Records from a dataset
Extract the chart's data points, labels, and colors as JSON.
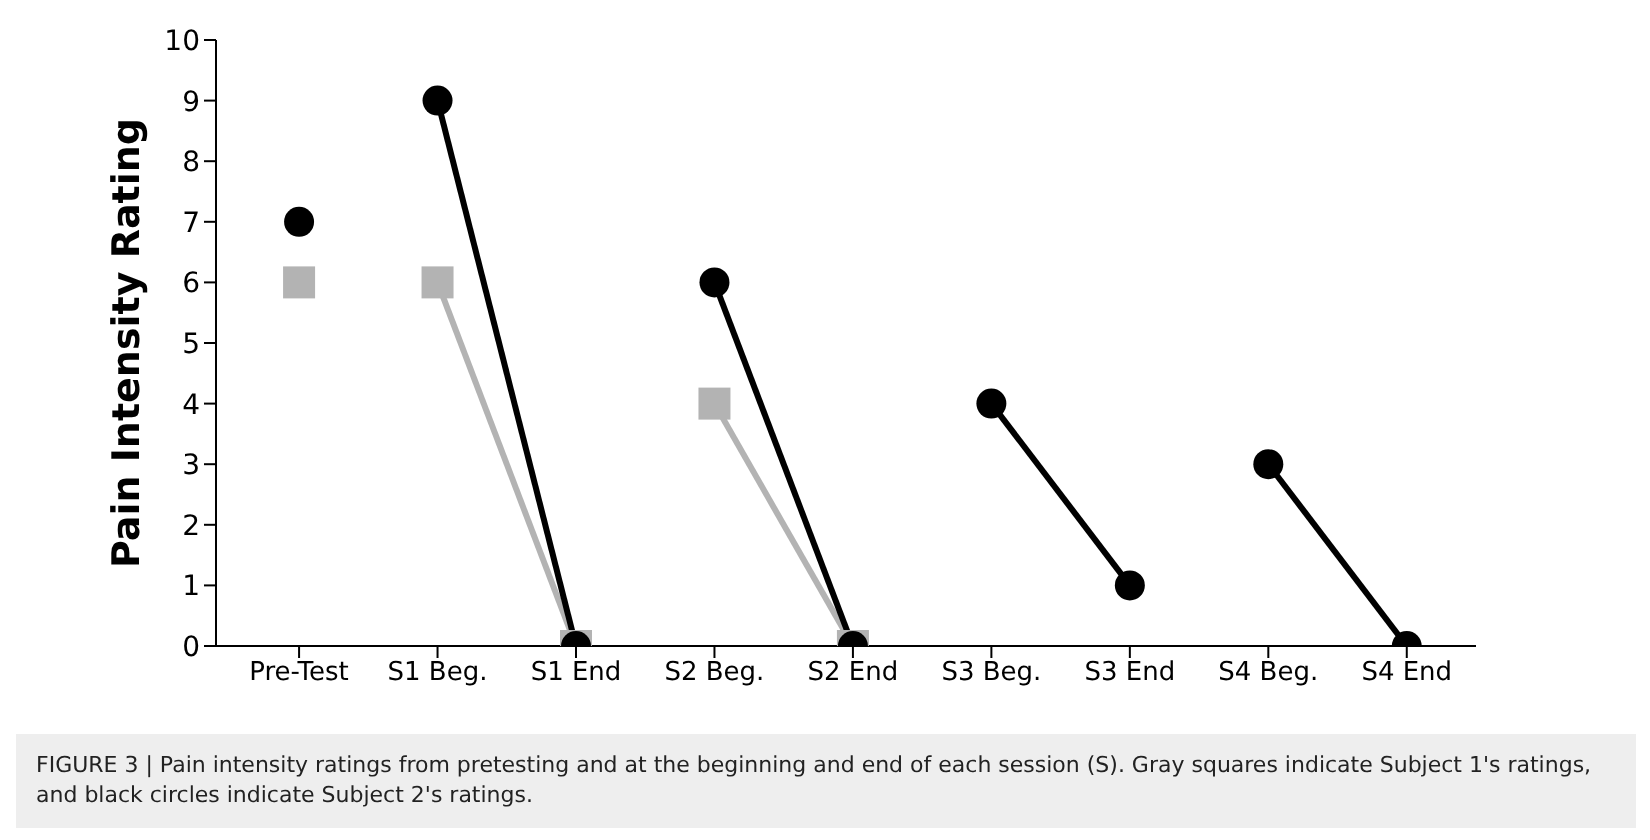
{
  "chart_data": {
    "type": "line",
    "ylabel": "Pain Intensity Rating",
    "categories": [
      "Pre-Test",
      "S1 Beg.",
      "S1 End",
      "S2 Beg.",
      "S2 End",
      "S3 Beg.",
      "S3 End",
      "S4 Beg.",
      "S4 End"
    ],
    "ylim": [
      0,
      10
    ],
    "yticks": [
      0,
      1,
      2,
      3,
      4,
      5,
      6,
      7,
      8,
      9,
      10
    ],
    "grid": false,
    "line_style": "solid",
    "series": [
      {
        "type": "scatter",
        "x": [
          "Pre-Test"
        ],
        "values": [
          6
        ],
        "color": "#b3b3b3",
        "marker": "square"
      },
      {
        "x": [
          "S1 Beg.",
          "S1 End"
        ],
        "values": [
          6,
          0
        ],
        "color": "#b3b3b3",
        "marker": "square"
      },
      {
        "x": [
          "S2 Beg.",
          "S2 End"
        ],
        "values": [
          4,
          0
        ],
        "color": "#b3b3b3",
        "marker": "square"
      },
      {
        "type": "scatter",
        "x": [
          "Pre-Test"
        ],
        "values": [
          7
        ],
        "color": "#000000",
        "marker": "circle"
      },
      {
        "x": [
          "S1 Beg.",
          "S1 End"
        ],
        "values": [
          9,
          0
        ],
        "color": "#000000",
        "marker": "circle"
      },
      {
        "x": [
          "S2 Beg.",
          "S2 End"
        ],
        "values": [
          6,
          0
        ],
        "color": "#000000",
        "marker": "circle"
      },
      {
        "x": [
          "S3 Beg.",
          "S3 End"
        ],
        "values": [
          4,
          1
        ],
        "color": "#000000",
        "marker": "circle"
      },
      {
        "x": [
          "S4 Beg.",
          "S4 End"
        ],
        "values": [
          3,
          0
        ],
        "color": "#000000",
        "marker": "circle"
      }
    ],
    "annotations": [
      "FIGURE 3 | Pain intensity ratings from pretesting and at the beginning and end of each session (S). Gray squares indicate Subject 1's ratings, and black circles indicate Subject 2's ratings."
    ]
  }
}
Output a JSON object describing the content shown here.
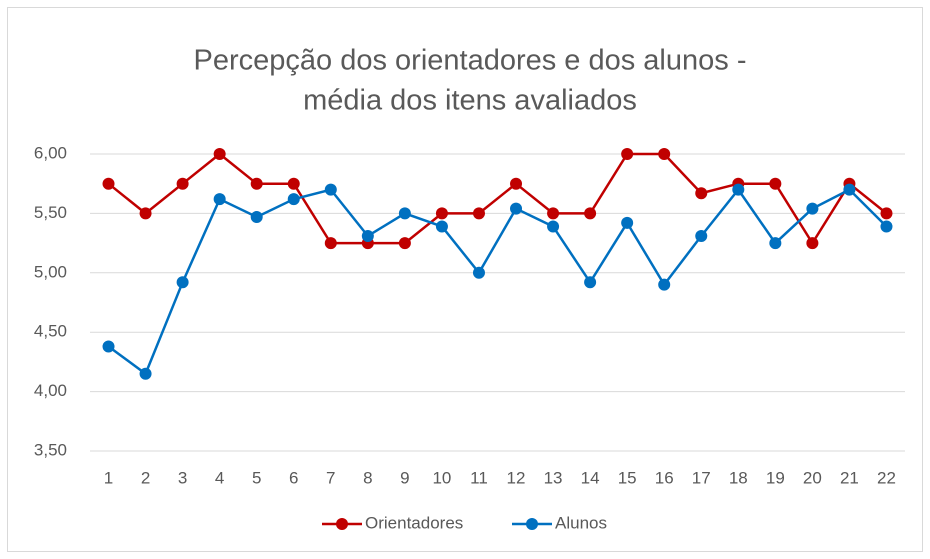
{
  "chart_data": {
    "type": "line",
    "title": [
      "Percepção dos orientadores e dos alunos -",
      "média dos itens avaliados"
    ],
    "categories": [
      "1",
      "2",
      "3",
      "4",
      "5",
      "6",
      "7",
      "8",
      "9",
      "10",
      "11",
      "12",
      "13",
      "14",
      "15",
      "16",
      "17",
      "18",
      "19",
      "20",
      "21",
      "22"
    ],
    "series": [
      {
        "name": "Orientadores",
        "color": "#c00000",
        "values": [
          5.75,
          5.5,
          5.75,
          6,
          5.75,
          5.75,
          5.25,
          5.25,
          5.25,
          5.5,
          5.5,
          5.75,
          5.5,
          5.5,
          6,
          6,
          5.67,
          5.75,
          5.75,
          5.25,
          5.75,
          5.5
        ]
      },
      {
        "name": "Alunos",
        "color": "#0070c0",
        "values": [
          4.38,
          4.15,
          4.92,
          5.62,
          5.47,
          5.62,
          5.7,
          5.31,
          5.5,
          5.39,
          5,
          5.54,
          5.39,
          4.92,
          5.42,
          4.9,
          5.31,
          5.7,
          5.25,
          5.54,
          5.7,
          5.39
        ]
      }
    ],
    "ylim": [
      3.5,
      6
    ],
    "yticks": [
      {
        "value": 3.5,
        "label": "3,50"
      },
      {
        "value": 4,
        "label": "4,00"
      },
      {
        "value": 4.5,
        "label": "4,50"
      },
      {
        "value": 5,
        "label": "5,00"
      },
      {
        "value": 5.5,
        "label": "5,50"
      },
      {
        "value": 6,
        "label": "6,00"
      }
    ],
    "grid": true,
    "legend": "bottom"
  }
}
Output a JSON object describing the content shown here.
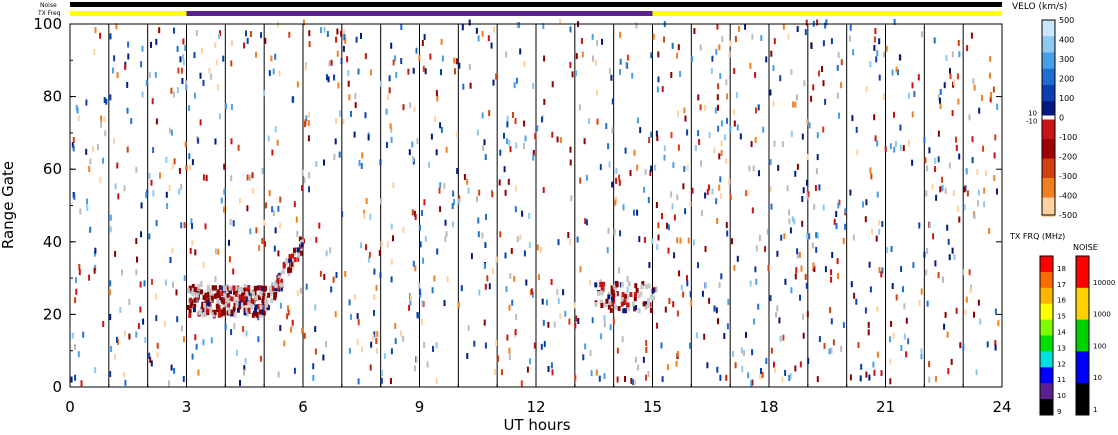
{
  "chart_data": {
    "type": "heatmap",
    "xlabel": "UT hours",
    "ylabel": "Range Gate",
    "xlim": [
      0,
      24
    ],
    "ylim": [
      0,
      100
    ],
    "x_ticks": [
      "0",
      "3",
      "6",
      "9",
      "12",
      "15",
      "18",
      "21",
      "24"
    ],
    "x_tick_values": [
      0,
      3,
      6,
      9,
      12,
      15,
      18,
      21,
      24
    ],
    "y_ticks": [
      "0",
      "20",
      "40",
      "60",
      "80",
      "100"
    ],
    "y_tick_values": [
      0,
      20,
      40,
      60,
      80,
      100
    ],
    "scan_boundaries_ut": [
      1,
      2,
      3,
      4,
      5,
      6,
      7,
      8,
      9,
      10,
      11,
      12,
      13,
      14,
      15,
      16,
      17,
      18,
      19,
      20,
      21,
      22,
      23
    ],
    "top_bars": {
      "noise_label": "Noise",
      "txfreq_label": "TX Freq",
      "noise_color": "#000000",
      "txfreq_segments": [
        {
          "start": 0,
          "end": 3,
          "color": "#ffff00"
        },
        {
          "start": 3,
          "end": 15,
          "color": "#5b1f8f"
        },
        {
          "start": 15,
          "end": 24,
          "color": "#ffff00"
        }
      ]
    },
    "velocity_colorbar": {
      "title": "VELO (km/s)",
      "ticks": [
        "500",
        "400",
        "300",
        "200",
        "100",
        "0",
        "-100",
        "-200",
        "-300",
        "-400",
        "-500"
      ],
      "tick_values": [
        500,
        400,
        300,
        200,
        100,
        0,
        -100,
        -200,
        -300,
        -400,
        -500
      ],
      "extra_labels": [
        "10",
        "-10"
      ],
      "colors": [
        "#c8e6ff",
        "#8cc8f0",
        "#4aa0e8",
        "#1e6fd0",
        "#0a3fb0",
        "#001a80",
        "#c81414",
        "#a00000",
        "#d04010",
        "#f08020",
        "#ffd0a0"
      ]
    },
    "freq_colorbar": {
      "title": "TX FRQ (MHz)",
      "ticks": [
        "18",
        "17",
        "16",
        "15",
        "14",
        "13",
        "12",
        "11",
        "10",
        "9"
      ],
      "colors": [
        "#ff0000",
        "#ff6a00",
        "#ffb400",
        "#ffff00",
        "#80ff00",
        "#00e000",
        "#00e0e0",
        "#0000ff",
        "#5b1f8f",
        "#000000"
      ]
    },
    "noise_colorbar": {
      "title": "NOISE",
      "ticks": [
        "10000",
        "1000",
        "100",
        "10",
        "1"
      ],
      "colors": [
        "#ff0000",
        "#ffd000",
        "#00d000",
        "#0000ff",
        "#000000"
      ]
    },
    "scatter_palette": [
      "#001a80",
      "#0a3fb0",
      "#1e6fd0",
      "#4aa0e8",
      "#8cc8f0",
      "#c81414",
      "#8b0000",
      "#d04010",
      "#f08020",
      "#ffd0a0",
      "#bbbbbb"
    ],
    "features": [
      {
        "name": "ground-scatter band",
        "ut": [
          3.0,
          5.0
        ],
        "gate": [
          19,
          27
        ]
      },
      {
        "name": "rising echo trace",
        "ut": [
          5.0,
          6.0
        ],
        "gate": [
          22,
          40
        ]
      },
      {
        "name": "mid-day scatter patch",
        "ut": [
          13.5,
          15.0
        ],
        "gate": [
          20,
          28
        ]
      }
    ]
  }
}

_PROBLEM:_
Can the entries above be repeated exactly, without their pictures?

_RESPONSE TO THIS TASK:_
Extract the chart's data points, labels, and colors as JSON.
{
  "chart_data": {
    "type": "line",
    "ylabel": "Pain Intensity Rating",
    "categories": [
      "Pre-Test",
      "S1 Beg.",
      "S1 End",
      "S2 Beg.",
      "S2 End",
      "S3 Beg.",
      "S3 End",
      "S4 Beg.",
      "S4 End"
    ],
    "ylim": [
      0,
      10
    ],
    "yticks": [
      0,
      1,
      2,
      3,
      4,
      5,
      6,
      7,
      8,
      9,
      10
    ],
    "grid": false,
    "line_style": "solid",
    "series": [
      {
        "type": "scatter",
        "x": [
          "Pre-Test"
        ],
        "values": [
          6
        ],
        "color": "#b3b3b3",
        "marker": "square"
      },
      {
        "x": [
          "S1 Beg.",
          "S1 End"
        ],
        "values": [
          6,
          0
        ],
        "color": "#b3b3b3",
        "marker": "square"
      },
      {
        "x": [
          "S2 Beg.",
          "S2 End"
        ],
        "values": [
          4,
          0
        ],
        "color": "#b3b3b3",
        "marker": "square"
      },
      {
        "type": "scatter",
        "x": [
          "Pre-Test"
        ],
        "values": [
          7
        ],
        "color": "#000000",
        "marker": "circle"
      },
      {
        "x": [
          "S1 Beg.",
          "S1 End"
        ],
        "values": [
          9,
          0
        ],
        "color": "#000000",
        "marker": "circle"
      },
      {
        "x": [
          "S2 Beg.",
          "S2 End"
        ],
        "values": [
          6,
          0
        ],
        "color": "#000000",
        "marker": "circle"
      },
      {
        "x": [
          "S3 Beg.",
          "S3 End"
        ],
        "values": [
          4,
          1
        ],
        "color": "#000000",
        "marker": "circle"
      },
      {
        "x": [
          "S4 Beg.",
          "S4 End"
        ],
        "values": [
          3,
          0
        ],
        "color": "#000000",
        "marker": "circle"
      }
    ],
    "annotations": [
      "FIGURE 3 | Pain intensity ratings from pretesting and at the beginning and end of each session (S). Gray squares indicate Subject 1's ratings, and black circles indicate Subject 2's ratings."
    ]
  }
}
Output a JSON object describing the content shown here.
{
  "chart_data": {
    "type": "line",
    "title": [
      "Percepção dos orientadores e dos alunos -",
      "média dos itens avaliados"
    ],
    "categories": [
      "1",
      "2",
      "3",
      "4",
      "5",
      "6",
      "7",
      "8",
      "9",
      "10",
      "11",
      "12",
      "13",
      "14",
      "15",
      "16",
      "17",
      "18",
      "19",
      "20",
      "21",
      "22"
    ],
    "series": [
      {
        "name": "Orientadores",
        "color": "#c00000",
        "values": [
          5.75,
          5.5,
          5.75,
          6,
          5.75,
          5.75,
          5.25,
          5.25,
          5.25,
          5.5,
          5.5,
          5.75,
          5.5,
          5.5,
          6,
          6,
          5.67,
          5.75,
          5.75,
          5.25,
          5.75,
          5.5
        ]
      },
      {
        "name": "Alunos",
        "color": "#0070c0",
        "values": [
          4.38,
          4.15,
          4.92,
          5.62,
          5.47,
          5.62,
          5.7,
          5.31,
          5.5,
          5.39,
          5,
          5.54,
          5.39,
          4.92,
          5.42,
          4.9,
          5.31,
          5.7,
          5.25,
          5.54,
          5.7,
          5.39
        ]
      }
    ],
    "ylim": [
      3.5,
      6
    ],
    "yticks": [
      {
        "value": 3.5,
        "label": "3,50"
      },
      {
        "value": 4,
        "label": "4,00"
      },
      {
        "value": 4.5,
        "label": "4,50"
      },
      {
        "value": 5,
        "label": "5,00"
      },
      {
        "value": 5.5,
        "label": "5,50"
      },
      {
        "value": 6,
        "label": "6,00"
      }
    ],
    "grid": true,
    "legend": "bottom"
  }
}
Output a JSON object describing the content shown here.
{
  "chart_data": {
    "type": "heatmap",
    "xlabel": "UT hours",
    "ylabel": "Range Gate",
    "xlim": [
      0,
      24
    ],
    "ylim": [
      0,
      100
    ],
    "x_ticks": [
      "0",
      "3",
      "6",
      "9",
      "12",
      "15",
      "18",
      "21",
      "24"
    ],
    "x_tick_values": [
      0,
      3,
      6,
      9,
      12,
      15,
      18,
      21,
      24
    ],
    "y_ticks": [
      "0",
      "20",
      "40",
      "60",
      "80",
      "100"
    ],
    "y_tick_values": [
      0,
      20,
      40,
      60,
      80,
      100
    ],
    "scan_boundaries_ut": [
      1,
      2,
      3,
      4,
      5,
      6,
      7,
      8,
      9,
      10,
      11,
      12,
      13,
      14,
      15,
      16,
      17,
      18,
      19,
      20,
      21,
      22,
      23
    ],
    "top_bars": {
      "noise_label": "Noise",
      "txfreq_label": "TX Freq",
      "noise_color": "#000000",
      "txfreq_segments": [
        {
          "start": 0,
          "end": 3,
          "color": "#ffff00"
        },
        {
          "start": 3,
          "end": 15,
          "color": "#5b1f8f"
        },
        {
          "start": 15,
          "end": 24,
          "color": "#ffff00"
        }
      ]
    },
    "velocity_colorbar": {
      "title": "VELO (km/s)",
      "ticks": [
        "500",
        "400",
        "300",
        "200",
        "100",
        "0",
        "-100",
        "-200",
        "-300",
        "-400",
        "-500"
      ],
      "tick_values": [
        500,
        400,
        300,
        200,
        100,
        0,
        -100,
        -200,
        -300,
        -400,
        -500
      ],
      "extra_labels": [
        "10",
        "-10"
      ],
      "colors": [
        "#c8e6ff",
        "#8cc8f0",
        "#4aa0e8",
        "#1e6fd0",
        "#0a3fb0",
        "#001a80",
        "#c81414",
        "#a00000",
        "#d04010",
        "#f08020",
        "#ffd0a0"
      ]
    },
    "freq_colorbar": {
      "title": "TX FRQ (MHz)",
      "ticks": [
        "18",
        "17",
        "16",
        "15",
        "14",
        "13",
        "12",
        "11",
        "10",
        "9"
      ],
      "colors": [
        "#ff0000",
        "#ff6a00",
        "#ffb400",
        "#ffff00",
        "#80ff00",
        "#00e000",
        "#00e0e0",
        "#0000ff",
        "#5b1f8f",
        "#000000"
      ]
    },
    "noise_colorbar": {
      "title": "NOISE",
      "ticks": [
        "10000",
        "1000",
        "100",
        "10",
        "1"
      ],
      "colors": [
        "#ff0000",
        "#ffd000",
        "#00d000",
        "#0000ff",
        "#000000"
      ]
    },
    "scatter_palette": [
      "#001a80",
      "#0a3fb0",
      "#1e6fd0",
      "#4aa0e8",
      "#8cc8f0",
      "#c81414",
      "#8b0000",
      "#d04010",
      "#f08020",
      "#ffd0a0",
      "#bbbbbb"
    ],
    "features": [
      {
        "name": "ground-scatter band",
        "ut": [
          3.0,
          5.0
        ],
        "gate": [
          19,
          27
        ]
      },
      {
        "name": "rising echo trace",
        "ut": [
          5.0,
          6.0
        ],
        "gate": [
          22,
          40
        ]
      },
      {
        "name": "mid-day scatter patch",
        "ut": [
          13.5,
          15.0
        ],
        "gate": [
          20,
          28
        ]
      }
    ]
  }
}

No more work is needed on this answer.